List, from the lines below, each one with "County" in it.

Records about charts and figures
* BEGIN *
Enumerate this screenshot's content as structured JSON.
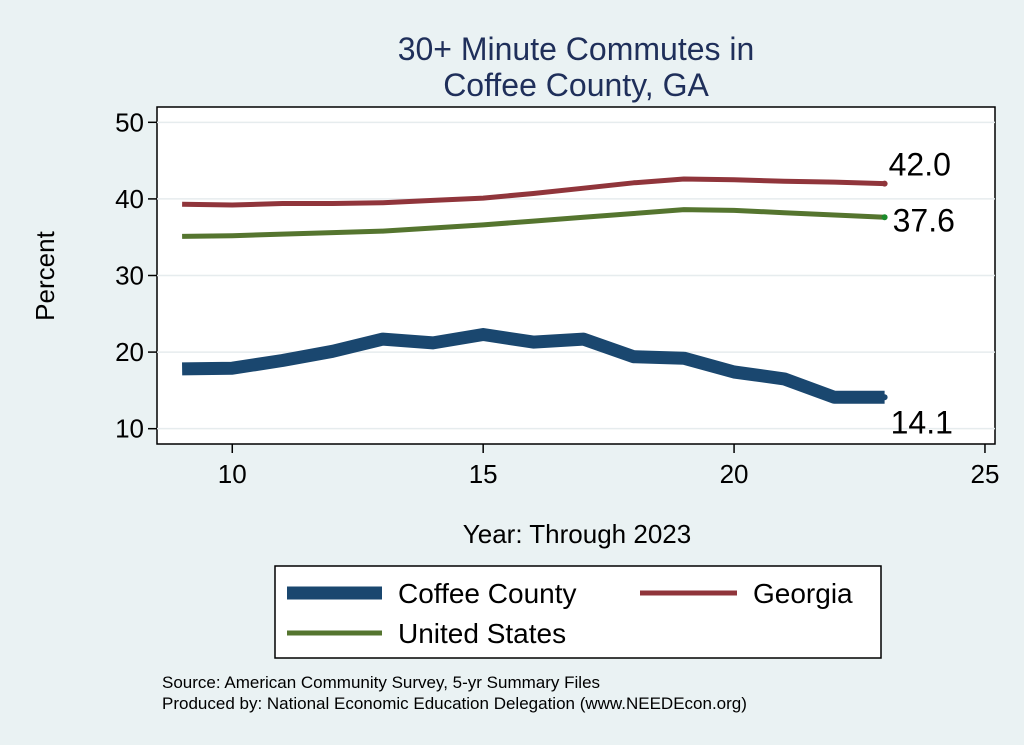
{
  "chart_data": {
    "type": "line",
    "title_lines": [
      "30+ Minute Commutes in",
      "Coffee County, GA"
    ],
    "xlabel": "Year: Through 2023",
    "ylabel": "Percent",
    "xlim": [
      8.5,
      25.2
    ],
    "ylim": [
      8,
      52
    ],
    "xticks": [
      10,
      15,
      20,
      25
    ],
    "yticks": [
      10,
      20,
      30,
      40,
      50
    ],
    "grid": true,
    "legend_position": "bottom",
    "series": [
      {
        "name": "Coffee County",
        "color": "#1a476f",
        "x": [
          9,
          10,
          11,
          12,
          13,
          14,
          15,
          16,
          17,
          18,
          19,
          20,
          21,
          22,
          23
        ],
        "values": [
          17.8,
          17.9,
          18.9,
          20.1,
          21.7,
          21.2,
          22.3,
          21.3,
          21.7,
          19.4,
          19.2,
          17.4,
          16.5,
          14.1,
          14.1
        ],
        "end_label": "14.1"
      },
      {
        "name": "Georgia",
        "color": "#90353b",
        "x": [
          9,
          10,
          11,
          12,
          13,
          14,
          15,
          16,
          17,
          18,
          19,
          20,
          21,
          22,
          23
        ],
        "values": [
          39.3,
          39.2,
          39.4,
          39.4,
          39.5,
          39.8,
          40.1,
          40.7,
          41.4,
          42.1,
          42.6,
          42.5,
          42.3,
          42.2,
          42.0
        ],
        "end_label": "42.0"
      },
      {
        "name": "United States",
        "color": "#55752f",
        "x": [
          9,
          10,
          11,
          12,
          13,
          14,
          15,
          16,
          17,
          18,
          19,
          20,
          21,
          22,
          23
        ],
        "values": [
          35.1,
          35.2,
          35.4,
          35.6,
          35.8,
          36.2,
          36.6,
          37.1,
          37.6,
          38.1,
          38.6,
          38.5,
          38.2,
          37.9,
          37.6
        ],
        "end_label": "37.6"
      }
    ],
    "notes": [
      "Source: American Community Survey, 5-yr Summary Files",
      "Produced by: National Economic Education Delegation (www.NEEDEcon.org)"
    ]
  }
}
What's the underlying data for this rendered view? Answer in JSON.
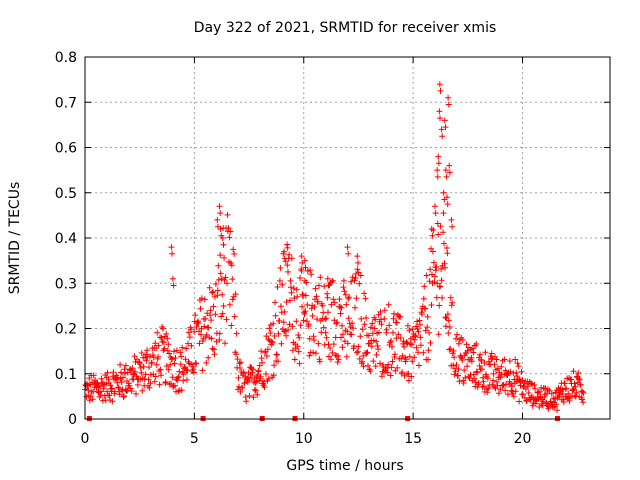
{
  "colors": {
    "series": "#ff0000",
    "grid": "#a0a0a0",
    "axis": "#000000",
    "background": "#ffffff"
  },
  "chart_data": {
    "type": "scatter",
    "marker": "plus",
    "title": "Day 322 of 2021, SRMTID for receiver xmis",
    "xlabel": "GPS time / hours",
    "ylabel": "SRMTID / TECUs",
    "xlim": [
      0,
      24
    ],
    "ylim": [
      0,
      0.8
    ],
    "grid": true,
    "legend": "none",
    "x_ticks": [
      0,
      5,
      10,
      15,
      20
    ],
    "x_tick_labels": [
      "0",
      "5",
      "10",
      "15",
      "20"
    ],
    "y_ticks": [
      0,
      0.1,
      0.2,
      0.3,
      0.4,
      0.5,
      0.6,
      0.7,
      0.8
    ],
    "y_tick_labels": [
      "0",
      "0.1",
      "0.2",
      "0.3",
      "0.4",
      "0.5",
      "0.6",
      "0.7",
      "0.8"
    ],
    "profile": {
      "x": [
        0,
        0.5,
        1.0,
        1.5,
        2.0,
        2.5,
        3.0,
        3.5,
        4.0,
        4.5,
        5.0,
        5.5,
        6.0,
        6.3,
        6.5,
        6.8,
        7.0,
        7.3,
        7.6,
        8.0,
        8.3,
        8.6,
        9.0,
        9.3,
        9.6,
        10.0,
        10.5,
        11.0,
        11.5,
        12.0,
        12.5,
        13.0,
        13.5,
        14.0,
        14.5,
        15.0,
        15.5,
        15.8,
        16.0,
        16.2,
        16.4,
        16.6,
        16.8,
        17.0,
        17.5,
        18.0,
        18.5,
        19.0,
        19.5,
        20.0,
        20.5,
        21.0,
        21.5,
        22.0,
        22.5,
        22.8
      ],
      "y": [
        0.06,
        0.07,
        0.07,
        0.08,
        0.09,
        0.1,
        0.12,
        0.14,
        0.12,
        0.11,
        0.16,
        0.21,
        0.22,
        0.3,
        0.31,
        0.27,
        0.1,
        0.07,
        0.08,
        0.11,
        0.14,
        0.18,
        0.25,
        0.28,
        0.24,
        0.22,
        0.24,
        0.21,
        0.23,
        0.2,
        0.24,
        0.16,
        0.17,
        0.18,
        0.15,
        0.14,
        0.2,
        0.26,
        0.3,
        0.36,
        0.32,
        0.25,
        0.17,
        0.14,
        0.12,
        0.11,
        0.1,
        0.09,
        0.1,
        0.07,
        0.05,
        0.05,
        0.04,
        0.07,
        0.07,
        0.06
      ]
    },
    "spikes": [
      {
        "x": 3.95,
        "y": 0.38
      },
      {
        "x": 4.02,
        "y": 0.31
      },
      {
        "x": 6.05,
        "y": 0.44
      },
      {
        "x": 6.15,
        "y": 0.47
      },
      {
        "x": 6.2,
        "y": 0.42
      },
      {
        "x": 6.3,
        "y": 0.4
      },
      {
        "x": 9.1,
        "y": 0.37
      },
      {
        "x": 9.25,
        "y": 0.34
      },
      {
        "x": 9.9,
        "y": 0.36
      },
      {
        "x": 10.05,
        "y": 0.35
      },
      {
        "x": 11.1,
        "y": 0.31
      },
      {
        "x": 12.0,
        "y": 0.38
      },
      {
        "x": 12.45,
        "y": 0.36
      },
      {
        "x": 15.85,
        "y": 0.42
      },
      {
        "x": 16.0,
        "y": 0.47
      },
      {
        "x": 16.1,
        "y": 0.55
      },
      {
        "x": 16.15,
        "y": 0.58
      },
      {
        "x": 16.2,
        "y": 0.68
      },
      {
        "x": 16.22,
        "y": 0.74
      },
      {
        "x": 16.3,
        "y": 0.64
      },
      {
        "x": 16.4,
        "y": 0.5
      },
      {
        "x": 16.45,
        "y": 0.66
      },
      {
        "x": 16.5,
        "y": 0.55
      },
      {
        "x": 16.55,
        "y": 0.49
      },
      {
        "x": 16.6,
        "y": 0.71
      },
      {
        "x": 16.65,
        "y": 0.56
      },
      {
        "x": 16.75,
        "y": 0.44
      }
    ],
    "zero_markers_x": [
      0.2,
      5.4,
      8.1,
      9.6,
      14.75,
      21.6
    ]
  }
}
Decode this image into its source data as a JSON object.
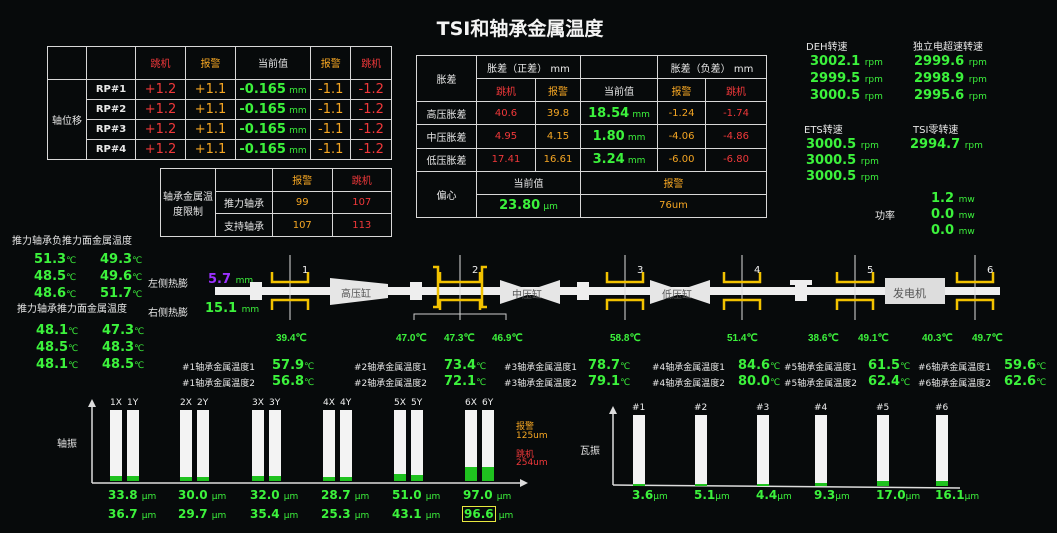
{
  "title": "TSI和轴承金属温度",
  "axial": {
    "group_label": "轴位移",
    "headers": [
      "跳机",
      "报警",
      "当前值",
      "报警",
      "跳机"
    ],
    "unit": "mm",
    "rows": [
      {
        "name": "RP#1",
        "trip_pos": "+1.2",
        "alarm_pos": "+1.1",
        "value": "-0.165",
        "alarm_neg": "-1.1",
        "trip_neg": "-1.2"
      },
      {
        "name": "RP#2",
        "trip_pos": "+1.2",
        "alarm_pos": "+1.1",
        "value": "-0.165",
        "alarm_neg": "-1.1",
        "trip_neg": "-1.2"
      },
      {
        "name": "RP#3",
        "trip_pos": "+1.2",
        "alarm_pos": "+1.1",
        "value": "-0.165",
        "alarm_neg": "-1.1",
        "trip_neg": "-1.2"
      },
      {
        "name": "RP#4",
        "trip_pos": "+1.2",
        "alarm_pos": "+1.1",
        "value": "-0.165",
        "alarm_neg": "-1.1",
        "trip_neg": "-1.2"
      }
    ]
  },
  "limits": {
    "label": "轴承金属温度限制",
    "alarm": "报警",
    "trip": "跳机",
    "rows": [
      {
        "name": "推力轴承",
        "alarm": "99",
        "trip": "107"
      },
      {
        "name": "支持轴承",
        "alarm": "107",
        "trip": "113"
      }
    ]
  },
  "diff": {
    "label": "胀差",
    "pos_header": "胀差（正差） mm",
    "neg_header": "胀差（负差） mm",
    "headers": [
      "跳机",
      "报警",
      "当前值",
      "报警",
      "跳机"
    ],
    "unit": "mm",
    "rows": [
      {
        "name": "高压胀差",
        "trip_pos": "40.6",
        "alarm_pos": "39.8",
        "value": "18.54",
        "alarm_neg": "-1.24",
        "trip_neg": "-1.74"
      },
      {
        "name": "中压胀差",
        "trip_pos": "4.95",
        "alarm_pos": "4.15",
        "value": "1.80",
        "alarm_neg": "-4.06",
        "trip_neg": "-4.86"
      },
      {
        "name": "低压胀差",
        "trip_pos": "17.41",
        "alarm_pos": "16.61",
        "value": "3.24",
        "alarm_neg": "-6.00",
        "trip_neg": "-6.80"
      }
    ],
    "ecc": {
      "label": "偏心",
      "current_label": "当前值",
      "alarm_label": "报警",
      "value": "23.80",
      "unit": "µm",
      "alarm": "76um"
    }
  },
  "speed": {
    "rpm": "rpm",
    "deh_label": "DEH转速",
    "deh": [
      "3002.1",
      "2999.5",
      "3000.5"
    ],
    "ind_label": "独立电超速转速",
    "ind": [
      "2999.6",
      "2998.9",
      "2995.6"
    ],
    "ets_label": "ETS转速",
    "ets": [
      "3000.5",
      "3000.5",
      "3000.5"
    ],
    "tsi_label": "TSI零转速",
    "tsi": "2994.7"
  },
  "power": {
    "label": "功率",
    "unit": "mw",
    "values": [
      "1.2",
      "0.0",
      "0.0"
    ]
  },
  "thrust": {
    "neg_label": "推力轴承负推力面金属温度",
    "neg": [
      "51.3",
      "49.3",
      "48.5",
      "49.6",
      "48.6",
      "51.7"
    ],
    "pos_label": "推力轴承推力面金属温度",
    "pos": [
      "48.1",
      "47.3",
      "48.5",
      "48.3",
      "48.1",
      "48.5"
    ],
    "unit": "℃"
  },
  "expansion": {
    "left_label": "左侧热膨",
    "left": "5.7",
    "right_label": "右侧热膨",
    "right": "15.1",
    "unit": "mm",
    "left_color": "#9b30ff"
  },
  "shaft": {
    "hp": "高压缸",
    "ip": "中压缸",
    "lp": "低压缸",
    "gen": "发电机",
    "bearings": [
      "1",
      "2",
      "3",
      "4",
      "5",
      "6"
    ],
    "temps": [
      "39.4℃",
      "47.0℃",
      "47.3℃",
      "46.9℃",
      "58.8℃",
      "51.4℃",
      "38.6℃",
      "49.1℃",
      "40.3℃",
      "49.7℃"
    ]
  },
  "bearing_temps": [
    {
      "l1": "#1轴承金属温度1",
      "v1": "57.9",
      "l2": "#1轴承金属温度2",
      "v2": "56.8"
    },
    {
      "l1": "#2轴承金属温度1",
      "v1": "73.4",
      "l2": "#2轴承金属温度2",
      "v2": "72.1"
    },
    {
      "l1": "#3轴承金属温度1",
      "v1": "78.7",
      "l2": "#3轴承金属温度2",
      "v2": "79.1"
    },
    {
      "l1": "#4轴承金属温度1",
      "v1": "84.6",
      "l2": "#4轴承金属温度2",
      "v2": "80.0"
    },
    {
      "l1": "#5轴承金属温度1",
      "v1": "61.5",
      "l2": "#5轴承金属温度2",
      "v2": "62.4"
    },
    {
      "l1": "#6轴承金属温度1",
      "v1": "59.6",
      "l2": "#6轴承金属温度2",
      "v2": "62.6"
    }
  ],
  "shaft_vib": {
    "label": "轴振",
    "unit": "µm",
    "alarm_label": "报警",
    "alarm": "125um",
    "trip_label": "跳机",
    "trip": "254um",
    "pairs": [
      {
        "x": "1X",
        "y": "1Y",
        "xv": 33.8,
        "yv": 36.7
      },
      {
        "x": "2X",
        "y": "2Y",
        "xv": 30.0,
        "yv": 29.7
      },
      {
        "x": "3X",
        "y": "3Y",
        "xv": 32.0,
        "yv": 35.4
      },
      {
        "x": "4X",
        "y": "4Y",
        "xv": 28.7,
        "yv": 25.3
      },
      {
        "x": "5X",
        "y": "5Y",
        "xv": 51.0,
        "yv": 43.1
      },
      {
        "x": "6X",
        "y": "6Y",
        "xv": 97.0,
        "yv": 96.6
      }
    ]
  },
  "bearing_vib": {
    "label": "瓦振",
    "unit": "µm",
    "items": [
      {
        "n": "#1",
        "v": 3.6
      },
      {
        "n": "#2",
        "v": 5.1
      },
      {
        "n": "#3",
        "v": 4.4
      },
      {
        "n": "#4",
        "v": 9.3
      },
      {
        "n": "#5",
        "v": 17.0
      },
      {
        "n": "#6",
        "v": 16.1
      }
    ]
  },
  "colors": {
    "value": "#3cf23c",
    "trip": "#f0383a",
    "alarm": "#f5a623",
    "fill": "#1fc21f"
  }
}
* END *
Solution to this problem »
      "Coffee County, GA"
        "name": "Coffee County",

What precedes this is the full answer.